_PROBLEM REQUIREMENTS_
Convert the listing below into a JSON list of strings, one string per line, and leave out any blank lines.

_AVAILABLE DATA_
----
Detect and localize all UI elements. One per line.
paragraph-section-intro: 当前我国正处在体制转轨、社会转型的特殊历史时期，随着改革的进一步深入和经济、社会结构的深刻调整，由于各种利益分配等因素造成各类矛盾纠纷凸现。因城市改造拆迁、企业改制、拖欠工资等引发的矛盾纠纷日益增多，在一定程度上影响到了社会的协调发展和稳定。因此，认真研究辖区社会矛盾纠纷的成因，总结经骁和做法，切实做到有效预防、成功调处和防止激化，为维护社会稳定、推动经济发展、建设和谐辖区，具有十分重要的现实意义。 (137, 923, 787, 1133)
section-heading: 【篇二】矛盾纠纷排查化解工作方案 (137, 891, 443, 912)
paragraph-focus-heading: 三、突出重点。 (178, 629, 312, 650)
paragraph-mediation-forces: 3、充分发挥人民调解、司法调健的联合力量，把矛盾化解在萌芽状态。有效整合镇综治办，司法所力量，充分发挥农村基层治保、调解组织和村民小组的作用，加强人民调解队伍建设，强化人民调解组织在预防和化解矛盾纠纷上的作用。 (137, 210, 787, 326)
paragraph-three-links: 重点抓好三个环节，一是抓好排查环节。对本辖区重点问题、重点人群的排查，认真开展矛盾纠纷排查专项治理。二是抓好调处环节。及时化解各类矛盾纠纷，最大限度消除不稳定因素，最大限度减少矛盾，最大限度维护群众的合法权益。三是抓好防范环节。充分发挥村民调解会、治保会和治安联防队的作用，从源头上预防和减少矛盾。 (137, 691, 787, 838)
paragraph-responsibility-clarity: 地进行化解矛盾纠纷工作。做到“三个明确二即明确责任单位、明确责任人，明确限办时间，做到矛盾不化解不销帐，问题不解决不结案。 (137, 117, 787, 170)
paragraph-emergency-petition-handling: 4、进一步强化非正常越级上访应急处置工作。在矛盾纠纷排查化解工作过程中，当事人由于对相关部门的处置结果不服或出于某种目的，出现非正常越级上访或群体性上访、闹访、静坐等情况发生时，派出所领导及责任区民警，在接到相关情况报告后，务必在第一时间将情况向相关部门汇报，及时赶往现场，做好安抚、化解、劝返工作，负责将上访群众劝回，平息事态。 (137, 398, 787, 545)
----
_RESULT FOR THIS TASK_
[
  "Detect and localize all UI elements. One per line.",
  "paragraph-section-intro: 当前我国正处在体制转轨、社会转型的特殊历史时期，随着改革的进一步深入和经济、社会结构的深刻调整，由于各种利益分配等因素造成各类矛盾纠纷凸现。因城市改造拆迁、企业改制、拖欠工资等引发的矛盾纠纷日益增多，在一定程度上影响到了社会的协调发展和稳定。因此，认真研究辖区社会矛盾纠纷的成因，总结经骁和做法，切实做到有效预防、成功调处和防止激化，为维护社会稳定、推动经济发展、建设和谐辖区，具有十分重要的现实意义。 (137, 923, 787, 1133)",
  "section-heading: 【篇二】矛盾纠纷排查化解工作方案 (137, 891, 443, 912)",
  "paragraph-focus-heading: 三、突出重点。 (178, 629, 312, 650)",
  "paragraph-mediation-forces: 3、充分发挥人民调解、司法调健的联合力量，把矛盾化解在萌芽状态。有效整合镇综治办，司法所力量，充分发挥农村基层治保、调解组织和村民小组的作用，加强人民调解队伍建设，强化人民调解组织在预防和化解矛盾纠纷上的作用。 (137, 210, 787, 326)",
  "paragraph-three-links: 重点抓好三个环节，一是抓好排查环节。对本辖区重点问题、重点人群的排查，认真开展矛盾纠纷排查专项治理。二是抓好调处环节。及时化解各类矛盾纠纷，最大限度消除不稳定因素，最大限度减少矛盾，最大限度维护群众的合法权益。三是抓好防范环节。充分发挥村民调解会、治保会和治安联防队的作用，从源头上预防和减少矛盾。 (137, 691, 787, 838)",
  "paragraph-responsibility-clarity: 地进行化解矛盾纠纷工作。做到“三个明确二即明确责任单位、明确责任人，明确限办时间，做到矛盾不化解不销帐，问题不解决不结案。 (137, 117, 787, 170)",
  "paragraph-emergency-petition-handling: 4、进一步强化非正常越级上访应急处置工作。在矛盾纠纷排查化解工作过程中，当事人由于对相关部门的处置结果不服或出于某种目的，出现非正常越级上访或群体性上访、闹访、静坐等情况发生时，派出所领导及责任区民警，在接到相关情况报告后，务必在第一时间将情况向相关部门汇报，及时赶往现场，做好安抚、化解、劝返工作，负责将上访群众劝回，平息事态。 (137, 398, 787, 545)"
]